(Data shown)
************

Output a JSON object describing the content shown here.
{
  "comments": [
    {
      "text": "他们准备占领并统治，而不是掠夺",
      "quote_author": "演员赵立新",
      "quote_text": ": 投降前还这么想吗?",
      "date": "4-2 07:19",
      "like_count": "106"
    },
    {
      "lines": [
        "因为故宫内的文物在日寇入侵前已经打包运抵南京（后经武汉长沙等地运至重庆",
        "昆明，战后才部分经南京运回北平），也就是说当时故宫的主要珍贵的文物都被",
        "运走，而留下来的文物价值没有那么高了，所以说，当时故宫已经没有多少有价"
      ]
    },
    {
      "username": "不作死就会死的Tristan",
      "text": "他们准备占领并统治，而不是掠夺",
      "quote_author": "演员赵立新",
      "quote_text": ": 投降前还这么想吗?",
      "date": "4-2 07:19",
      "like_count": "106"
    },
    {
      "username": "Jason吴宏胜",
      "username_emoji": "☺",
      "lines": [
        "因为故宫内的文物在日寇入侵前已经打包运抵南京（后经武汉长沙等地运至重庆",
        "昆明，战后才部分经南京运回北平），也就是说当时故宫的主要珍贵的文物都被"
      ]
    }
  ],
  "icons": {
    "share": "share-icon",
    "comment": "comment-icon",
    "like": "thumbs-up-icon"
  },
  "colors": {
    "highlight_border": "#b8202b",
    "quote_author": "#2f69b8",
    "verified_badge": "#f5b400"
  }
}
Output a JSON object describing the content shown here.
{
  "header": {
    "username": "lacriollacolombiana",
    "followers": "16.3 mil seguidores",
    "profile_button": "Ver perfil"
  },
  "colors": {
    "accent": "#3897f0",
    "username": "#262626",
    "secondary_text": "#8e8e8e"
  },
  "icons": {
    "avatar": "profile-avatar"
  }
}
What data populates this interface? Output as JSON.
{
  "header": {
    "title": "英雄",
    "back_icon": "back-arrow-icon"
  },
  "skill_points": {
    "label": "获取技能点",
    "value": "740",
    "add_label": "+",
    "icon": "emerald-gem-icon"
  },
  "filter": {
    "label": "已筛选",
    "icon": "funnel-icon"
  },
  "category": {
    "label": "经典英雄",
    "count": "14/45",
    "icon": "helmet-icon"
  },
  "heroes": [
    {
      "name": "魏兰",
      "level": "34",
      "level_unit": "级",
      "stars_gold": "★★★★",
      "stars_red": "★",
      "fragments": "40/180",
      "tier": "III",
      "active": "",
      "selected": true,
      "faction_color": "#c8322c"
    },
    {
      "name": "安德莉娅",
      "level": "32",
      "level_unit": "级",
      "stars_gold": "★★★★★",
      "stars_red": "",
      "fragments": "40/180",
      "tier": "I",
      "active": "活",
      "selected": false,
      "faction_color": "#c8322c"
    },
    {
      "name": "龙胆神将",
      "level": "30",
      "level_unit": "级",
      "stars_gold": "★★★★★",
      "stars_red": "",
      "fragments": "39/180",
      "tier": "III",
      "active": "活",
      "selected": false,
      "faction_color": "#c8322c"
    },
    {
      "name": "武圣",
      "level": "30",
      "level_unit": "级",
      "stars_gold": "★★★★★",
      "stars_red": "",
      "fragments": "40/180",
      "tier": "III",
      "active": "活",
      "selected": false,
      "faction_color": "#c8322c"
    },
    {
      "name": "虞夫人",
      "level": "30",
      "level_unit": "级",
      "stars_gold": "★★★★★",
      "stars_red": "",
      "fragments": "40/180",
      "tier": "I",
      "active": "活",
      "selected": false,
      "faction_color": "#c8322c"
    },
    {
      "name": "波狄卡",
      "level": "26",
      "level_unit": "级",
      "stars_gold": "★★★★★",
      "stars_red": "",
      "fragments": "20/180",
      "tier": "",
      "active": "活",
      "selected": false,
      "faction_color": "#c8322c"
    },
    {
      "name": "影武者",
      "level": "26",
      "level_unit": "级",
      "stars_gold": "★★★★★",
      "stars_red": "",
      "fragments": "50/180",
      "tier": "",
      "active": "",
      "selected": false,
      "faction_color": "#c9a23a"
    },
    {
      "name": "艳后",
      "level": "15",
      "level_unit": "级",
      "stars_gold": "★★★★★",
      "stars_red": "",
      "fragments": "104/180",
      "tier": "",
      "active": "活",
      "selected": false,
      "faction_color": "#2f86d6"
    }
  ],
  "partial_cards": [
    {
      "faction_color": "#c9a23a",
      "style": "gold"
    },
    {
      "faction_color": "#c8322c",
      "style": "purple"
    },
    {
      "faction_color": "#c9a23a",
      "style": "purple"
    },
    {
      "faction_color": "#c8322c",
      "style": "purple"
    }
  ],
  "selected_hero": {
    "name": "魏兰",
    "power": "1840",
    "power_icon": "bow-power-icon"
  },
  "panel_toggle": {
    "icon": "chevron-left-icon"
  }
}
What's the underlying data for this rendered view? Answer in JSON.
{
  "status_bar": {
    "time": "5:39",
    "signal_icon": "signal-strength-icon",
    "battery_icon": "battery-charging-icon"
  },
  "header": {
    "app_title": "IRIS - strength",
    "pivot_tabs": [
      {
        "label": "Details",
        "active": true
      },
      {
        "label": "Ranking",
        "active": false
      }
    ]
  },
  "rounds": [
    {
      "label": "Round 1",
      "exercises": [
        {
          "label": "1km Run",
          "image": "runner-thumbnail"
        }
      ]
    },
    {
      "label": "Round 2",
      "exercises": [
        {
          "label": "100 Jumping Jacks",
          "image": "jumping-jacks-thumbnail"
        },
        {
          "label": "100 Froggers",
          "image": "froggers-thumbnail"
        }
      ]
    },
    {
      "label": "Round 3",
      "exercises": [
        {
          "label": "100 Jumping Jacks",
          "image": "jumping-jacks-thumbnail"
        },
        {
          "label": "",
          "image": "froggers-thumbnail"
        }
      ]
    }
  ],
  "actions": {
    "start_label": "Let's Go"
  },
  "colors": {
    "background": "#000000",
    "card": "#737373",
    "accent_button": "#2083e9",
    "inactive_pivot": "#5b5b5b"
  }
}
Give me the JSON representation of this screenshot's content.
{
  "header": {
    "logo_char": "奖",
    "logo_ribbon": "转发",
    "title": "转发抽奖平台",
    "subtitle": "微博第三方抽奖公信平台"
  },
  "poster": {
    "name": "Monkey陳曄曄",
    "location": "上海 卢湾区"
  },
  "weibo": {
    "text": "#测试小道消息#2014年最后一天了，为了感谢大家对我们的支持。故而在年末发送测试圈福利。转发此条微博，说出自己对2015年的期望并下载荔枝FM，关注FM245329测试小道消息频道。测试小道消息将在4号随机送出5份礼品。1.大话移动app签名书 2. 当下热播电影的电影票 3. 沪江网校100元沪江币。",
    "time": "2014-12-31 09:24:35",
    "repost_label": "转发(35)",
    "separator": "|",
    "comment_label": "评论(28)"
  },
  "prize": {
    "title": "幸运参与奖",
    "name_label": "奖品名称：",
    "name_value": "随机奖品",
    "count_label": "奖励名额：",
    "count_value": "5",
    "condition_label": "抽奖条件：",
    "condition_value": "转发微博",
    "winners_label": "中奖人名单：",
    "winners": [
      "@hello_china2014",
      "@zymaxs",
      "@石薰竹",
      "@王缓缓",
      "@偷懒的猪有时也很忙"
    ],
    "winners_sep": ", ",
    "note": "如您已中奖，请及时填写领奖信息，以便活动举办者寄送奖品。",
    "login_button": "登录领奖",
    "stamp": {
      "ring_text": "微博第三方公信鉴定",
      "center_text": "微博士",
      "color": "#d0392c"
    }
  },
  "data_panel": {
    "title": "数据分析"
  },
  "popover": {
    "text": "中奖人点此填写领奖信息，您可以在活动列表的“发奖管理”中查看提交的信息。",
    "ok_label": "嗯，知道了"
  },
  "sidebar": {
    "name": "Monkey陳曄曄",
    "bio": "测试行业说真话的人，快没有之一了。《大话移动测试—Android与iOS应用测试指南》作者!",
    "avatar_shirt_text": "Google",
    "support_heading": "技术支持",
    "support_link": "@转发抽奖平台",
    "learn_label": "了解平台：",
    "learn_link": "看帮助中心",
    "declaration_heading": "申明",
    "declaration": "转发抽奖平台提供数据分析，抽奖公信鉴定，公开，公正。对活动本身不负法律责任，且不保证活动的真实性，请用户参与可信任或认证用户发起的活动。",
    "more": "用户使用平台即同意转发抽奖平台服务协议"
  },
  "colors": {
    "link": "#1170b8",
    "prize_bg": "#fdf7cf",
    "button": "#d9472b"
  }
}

************

(Instructions for the task)
Scan the listing above. Gather each line that contains the word "JSON".

(Task answer)
Output a JSON object describing the content shown here.
Output a JSON object describing the content shown here.
What data populates this interface? Output as JSON.
What's the underlying data for this rendered view? Answer in JSON.
Give me the JSON representation of this screenshot's content.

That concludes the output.